→ Problem statement
Write the data out again, exactly as given.

::: Record extracts :::

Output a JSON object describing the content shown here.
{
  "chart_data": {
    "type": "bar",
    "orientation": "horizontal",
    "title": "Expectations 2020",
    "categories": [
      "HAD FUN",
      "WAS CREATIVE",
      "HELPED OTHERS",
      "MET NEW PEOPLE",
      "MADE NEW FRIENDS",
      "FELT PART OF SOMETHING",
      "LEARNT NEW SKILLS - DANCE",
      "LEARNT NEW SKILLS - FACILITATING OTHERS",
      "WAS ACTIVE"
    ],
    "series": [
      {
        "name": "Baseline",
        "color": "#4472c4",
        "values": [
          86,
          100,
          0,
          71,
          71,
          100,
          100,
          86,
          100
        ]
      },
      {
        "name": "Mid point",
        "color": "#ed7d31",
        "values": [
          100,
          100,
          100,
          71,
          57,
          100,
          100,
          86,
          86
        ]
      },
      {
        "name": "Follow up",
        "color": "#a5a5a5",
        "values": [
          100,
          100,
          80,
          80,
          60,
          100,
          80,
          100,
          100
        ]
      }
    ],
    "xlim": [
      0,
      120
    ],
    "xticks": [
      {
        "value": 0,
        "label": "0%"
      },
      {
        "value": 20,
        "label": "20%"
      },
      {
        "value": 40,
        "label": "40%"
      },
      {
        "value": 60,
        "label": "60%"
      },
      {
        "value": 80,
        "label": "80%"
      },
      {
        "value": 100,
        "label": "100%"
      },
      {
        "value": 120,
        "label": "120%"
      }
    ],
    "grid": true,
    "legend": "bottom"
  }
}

:::

→ Answer to this exercise
Output a JSON object describing the content shown here.
{
  "chart_data": {
    "type": "bar",
    "orientation": "horizontal",
    "title": "Expectations 2020",
    "categories": [
      "HAD FUN",
      "WAS CREATIVE",
      "HELPED OTHERS",
      "MET NEW PEOPLE",
      "MADE NEW FRIENDS",
      "FELT PART OF SOMETHING",
      "LEARNT NEW SKILLS - DANCE",
      "LEARNT NEW SKILLS - FACILITATING OTHERS",
      "WAS ACTIVE"
    ],
    "series": [
      {
        "name": "Baseline",
        "color": "#4472c4",
        "values": [
          86,
          100,
          0,
          71,
          71,
          100,
          100,
          86,
          100
        ]
      },
      {
        "name": "Mid point",
        "color": "#ed7d31",
        "values": [
          100,
          100,
          100,
          71,
          57,
          100,
          100,
          86,
          86
        ]
      },
      {
        "name": "Follow up",
        "color": "#a5a5a5",
        "values": [
          100,
          100,
          80,
          80,
          60,
          100,
          80,
          100,
          100
        ]
      }
    ],
    "xlim": [
      0,
      120
    ],
    "xticks": [
      {
        "value": 0,
        "label": "0%"
      },
      {
        "value": 20,
        "label": "20%"
      },
      {
        "value": 40,
        "label": "40%"
      },
      {
        "value": 60,
        "label": "60%"
      },
      {
        "value": 80,
        "label": "80%"
      },
      {
        "value": 100,
        "label": "100%"
      },
      {
        "value": 120,
        "label": "120%"
      }
    ],
    "grid": true,
    "legend": "bottom"
  }
}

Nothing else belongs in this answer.